Your task => Send each entry back exactly as given, pictures excluded.

[Dataset rows]
------------

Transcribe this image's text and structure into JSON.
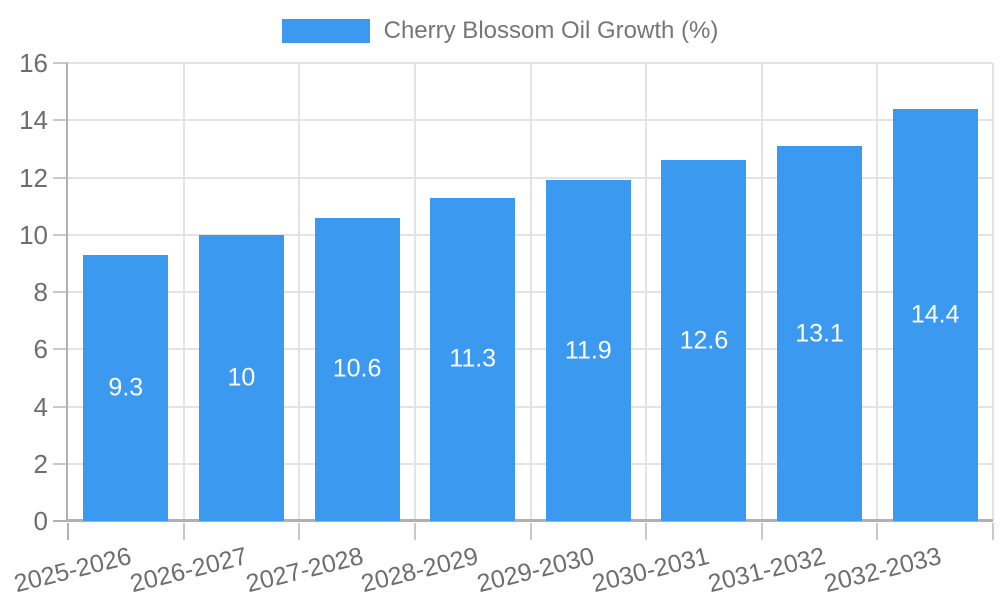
{
  "legend": {
    "label": "Cherry Blossom Oil Growth (%)"
  },
  "chart_data": {
    "type": "bar",
    "title": "",
    "categories": [
      "2025-2026",
      "2026-2027",
      "2027-2028",
      "2028-2029",
      "2029-2030",
      "2030-2031",
      "2031-2032",
      "2032-2033"
    ],
    "series": [
      {
        "name": "Cherry Blossom Oil Growth (%)",
        "values": [
          9.3,
          10,
          10.6,
          11.3,
          11.9,
          12.6,
          13.1,
          14.4
        ],
        "value_labels": [
          "9.3",
          "10",
          "10.6",
          "11.3",
          "11.9",
          "12.6",
          "13.1",
          "14.4"
        ]
      }
    ],
    "xlabel": "",
    "ylabel": "",
    "ylim": [
      0,
      16
    ],
    "ytick_step": 2,
    "yticks": [
      0,
      2,
      4,
      6,
      8,
      10,
      12,
      14,
      16
    ],
    "grid": true,
    "legend_position": "top",
    "colors": {
      "bar": "#3B9AEF",
      "grid": "#E3E3E3",
      "tick": "#C9C9C9",
      "axis": "#B1B1B1",
      "axis_label_text": "#6E6E6E",
      "legend_text": "#767676",
      "value_label_text": "#FFFFFF",
      "background": "#FFFFFF"
    }
  }
}
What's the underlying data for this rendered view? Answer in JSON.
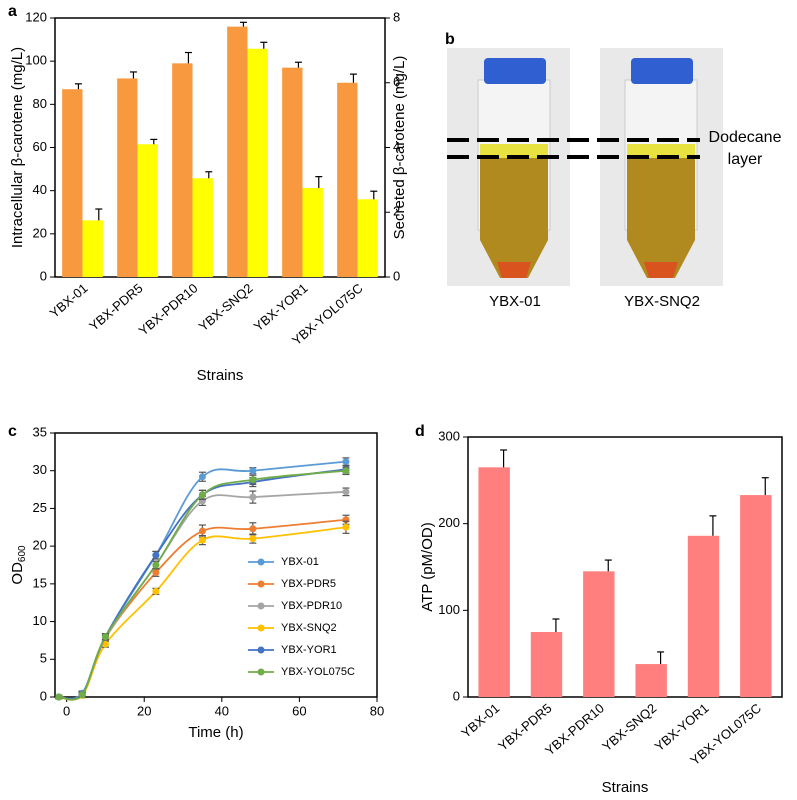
{
  "chart_data": [
    {
      "panel": "a",
      "type": "bar",
      "categories": [
        "YBX-01",
        "YBX-PDR5",
        "YBX-PDR10",
        "YBX-SNQ2",
        "YBX-YOR1",
        "YBX-YOL075C"
      ],
      "series": [
        {
          "color": "#f9993f",
          "values": [
            87,
            92,
            99,
            116,
            97,
            90
          ],
          "errors": [
            2.5,
            3,
            5,
            2,
            2.5,
            4
          ]
        },
        {
          "color": "#ffff00",
          "axis": "y2",
          "values": [
            1.75,
            4.1,
            3.05,
            7.05,
            2.75,
            2.4
          ],
          "errors": [
            0.35,
            0.15,
            0.2,
            0.2,
            0.35,
            0.25
          ]
        }
      ],
      "ylim": [
        0,
        120
      ],
      "yticks": [
        0,
        20,
        40,
        60,
        80,
        100,
        120
      ],
      "y2lim": [
        0,
        8
      ],
      "y2ticks": [
        0,
        2,
        4,
        6,
        8
      ],
      "ylabel": "Intracellular β-carotene (mg/L)",
      "y2label": "Secreted β-carotene (mg/L)",
      "xlabel": "Strains"
    },
    {
      "panel": "c",
      "type": "line",
      "x": [
        -2,
        4,
        10,
        23,
        35,
        48,
        72
      ],
      "series": [
        {
          "name": "YBX-01",
          "color": "#5b9bd5",
          "values": [
            0,
            0.5,
            8,
            18.8,
            29.2,
            30,
            31.2
          ],
          "errors": [
            0.2,
            0.3,
            0.4,
            0.5,
            0.6,
            0.4,
            0.5
          ]
        },
        {
          "name": "YBX-PDR5",
          "color": "#ed7d31",
          "values": [
            0,
            0.3,
            7.8,
            16.5,
            22,
            22.3,
            23.5
          ],
          "errors": [
            0.2,
            0.3,
            0.4,
            0.5,
            0.8,
            0.8,
            0.6
          ]
        },
        {
          "name": "YBX-PDR10",
          "color": "#a5a5a5",
          "values": [
            0,
            0.4,
            7.8,
            17.5,
            26,
            26.5,
            27.2
          ],
          "errors": [
            0.2,
            0.3,
            0.4,
            0.5,
            0.6,
            0.8,
            0.5
          ]
        },
        {
          "name": "YBX-SNQ2",
          "color": "#ffc000",
          "values": [
            0,
            0.2,
            7,
            14,
            20.8,
            21,
            22.5
          ],
          "errors": [
            0.2,
            0.3,
            0.4,
            0.4,
            0.6,
            0.6,
            0.8
          ]
        },
        {
          "name": "YBX-YOR1",
          "color": "#4472c4",
          "values": [
            0,
            0.4,
            8,
            18.8,
            26.8,
            28.5,
            30.2
          ],
          "errors": [
            0.2,
            0.3,
            0.4,
            0.5,
            0.6,
            0.6,
            0.5
          ]
        },
        {
          "name": "YBX-YOL075C",
          "color": "#70ad47",
          "values": [
            0,
            0.3,
            8,
            17.5,
            26.8,
            28.8,
            30
          ],
          "errors": [
            0.2,
            0.3,
            0.4,
            0.5,
            0.6,
            0.6,
            0.5
          ]
        }
      ],
      "xlim": [
        -3,
        80
      ],
      "xticks": [
        0,
        20,
        40,
        60,
        80
      ],
      "ylim": [
        0,
        35
      ],
      "yticks": [
        0,
        5,
        10,
        15,
        20,
        25,
        30,
        35
      ],
      "xlabel": "Time (h)",
      "ylabel": "OD",
      "ylabel_subscript": "600",
      "legend": "right"
    },
    {
      "panel": "d",
      "type": "bar",
      "categories": [
        "YBX-01",
        "YBX-PDR5",
        "YBX-PDR10",
        "YBX-SNQ2",
        "YBX-YOR1",
        "YBX-YOL075C"
      ],
      "series": [
        {
          "color": "#ff7f7f",
          "values": [
            265,
            75,
            145,
            38,
            186,
            233
          ],
          "errors": [
            20,
            15,
            13,
            14,
            23,
            20
          ]
        }
      ],
      "ylim": [
        0,
        300
      ],
      "yticks": [
        0,
        100,
        200,
        300
      ],
      "ylabel": "ATP (pM/OD)",
      "xlabel": "Strains"
    }
  ],
  "photo": {
    "panel": "b",
    "annotation": "Dodecane layer",
    "tubes": [
      "YBX-01",
      "YBX-SNQ2"
    ]
  }
}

------------

Exercise response =>
Transcribe this image's text and structure into JSON.
{
  "legend": {
    "label": "Cherry Blossom Oil Growth (%)"
  },
  "chart_data": {
    "type": "bar",
    "title": "",
    "categories": [
      "2025-2026",
      "2026-2027",
      "2027-2028",
      "2028-2029",
      "2029-2030",
      "2030-2031",
      "2031-2032",
      "2032-2033"
    ],
    "series": [
      {
        "name": "Cherry Blossom Oil Growth (%)",
        "values": [
          9.3,
          10,
          10.6,
          11.3,
          11.9,
          12.6,
          13.1,
          14.4
        ],
        "value_labels": [
          "9.3",
          "10",
          "10.6",
          "11.3",
          "11.9",
          "12.6",
          "13.1",
          "14.4"
        ]
      }
    ],
    "xlabel": "",
    "ylabel": "",
    "ylim": [
      0,
      16
    ],
    "ytick_step": 2,
    "yticks": [
      0,
      2,
      4,
      6,
      8,
      10,
      12,
      14,
      16
    ],
    "grid": true,
    "legend_position": "top",
    "colors": {
      "bar": "#3B9AEF",
      "grid": "#E3E3E3",
      "tick": "#C9C9C9",
      "axis": "#B1B1B1",
      "axis_label_text": "#6E6E6E",
      "legend_text": "#767676",
      "value_label_text": "#FFFFFF",
      "background": "#FFFFFF"
    }
  }
}
What's the underlying data for this rendered view? Answer in JSON.
{
  "chart_data": [
    {
      "panel": "a",
      "type": "bar",
      "categories": [
        "YBX-01",
        "YBX-PDR5",
        "YBX-PDR10",
        "YBX-SNQ2",
        "YBX-YOR1",
        "YBX-YOL075C"
      ],
      "series": [
        {
          "color": "#f9993f",
          "values": [
            87,
            92,
            99,
            116,
            97,
            90
          ],
          "errors": [
            2.5,
            3,
            5,
            2,
            2.5,
            4
          ]
        },
        {
          "color": "#ffff00",
          "axis": "y2",
          "values": [
            1.75,
            4.1,
            3.05,
            7.05,
            2.75,
            2.4
          ],
          "errors": [
            0.35,
            0.15,
            0.2,
            0.2,
            0.35,
            0.25
          ]
        }
      ],
      "ylim": [
        0,
        120
      ],
      "yticks": [
        0,
        20,
        40,
        60,
        80,
        100,
        120
      ],
      "y2lim": [
        0,
        8
      ],
      "y2ticks": [
        0,
        2,
        4,
        6,
        8
      ],
      "ylabel": "Intracellular β-carotene (mg/L)",
      "y2label": "Secreted β-carotene (mg/L)",
      "xlabel": "Strains"
    },
    {
      "panel": "c",
      "type": "line",
      "x": [
        -2,
        4,
        10,
        23,
        35,
        48,
        72
      ],
      "series": [
        {
          "name": "YBX-01",
          "color": "#5b9bd5",
          "values": [
            0,
            0.5,
            8,
            18.8,
            29.2,
            30,
            31.2
          ],
          "errors": [
            0.2,
            0.3,
            0.4,
            0.5,
            0.6,
            0.4,
            0.5
          ]
        },
        {
          "name": "YBX-PDR5",
          "color": "#ed7d31",
          "values": [
            0,
            0.3,
            7.8,
            16.5,
            22,
            22.3,
            23.5
          ],
          "errors": [
            0.2,
            0.3,
            0.4,
            0.5,
            0.8,
            0.8,
            0.6
          ]
        },
        {
          "name": "YBX-PDR10",
          "color": "#a5a5a5",
          "values": [
            0,
            0.4,
            7.8,
            17.5,
            26,
            26.5,
            27.2
          ],
          "errors": [
            0.2,
            0.3,
            0.4,
            0.5,
            0.6,
            0.8,
            0.5
          ]
        },
        {
          "name": "YBX-SNQ2",
          "color": "#ffc000",
          "values": [
            0,
            0.2,
            7,
            14,
            20.8,
            21,
            22.5
          ],
          "errors": [
            0.2,
            0.3,
            0.4,
            0.4,
            0.6,
            0.6,
            0.8
          ]
        },
        {
          "name": "YBX-YOR1",
          "color": "#4472c4",
          "values": [
            0,
            0.4,
            8,
            18.8,
            26.8,
            28.5,
            30.2
          ],
          "errors": [
            0.2,
            0.3,
            0.4,
            0.5,
            0.6,
            0.6,
            0.5
          ]
        },
        {
          "name": "YBX-YOL075C",
          "color": "#70ad47",
          "values": [
            0,
            0.3,
            8,
            17.5,
            26.8,
            28.8,
            30
          ],
          "errors": [
            0.2,
            0.3,
            0.4,
            0.5,
            0.6,
            0.6,
            0.5
          ]
        }
      ],
      "xlim": [
        -3,
        80
      ],
      "xticks": [
        0,
        20,
        40,
        60,
        80
      ],
      "ylim": [
        0,
        35
      ],
      "yticks": [
        0,
        5,
        10,
        15,
        20,
        25,
        30,
        35
      ],
      "xlabel": "Time (h)",
      "ylabel": "OD",
      "ylabel_subscript": "600",
      "legend": "right"
    },
    {
      "panel": "d",
      "type": "bar",
      "categories": [
        "YBX-01",
        "YBX-PDR5",
        "YBX-PDR10",
        "YBX-SNQ2",
        "YBX-YOR1",
        "YBX-YOL075C"
      ],
      "series": [
        {
          "color": "#ff7f7f",
          "values": [
            265,
            75,
            145,
            38,
            186,
            233
          ],
          "errors": [
            20,
            15,
            13,
            14,
            23,
            20
          ]
        }
      ],
      "ylim": [
        0,
        300
      ],
      "yticks": [
        0,
        100,
        200,
        300
      ],
      "ylabel": "ATP (pM/OD)",
      "xlabel": "Strains"
    }
  ],
  "photo": {
    "panel": "b",
    "annotation": "Dodecane layer",
    "tubes": [
      "YBX-01",
      "YBX-SNQ2"
    ]
  }
}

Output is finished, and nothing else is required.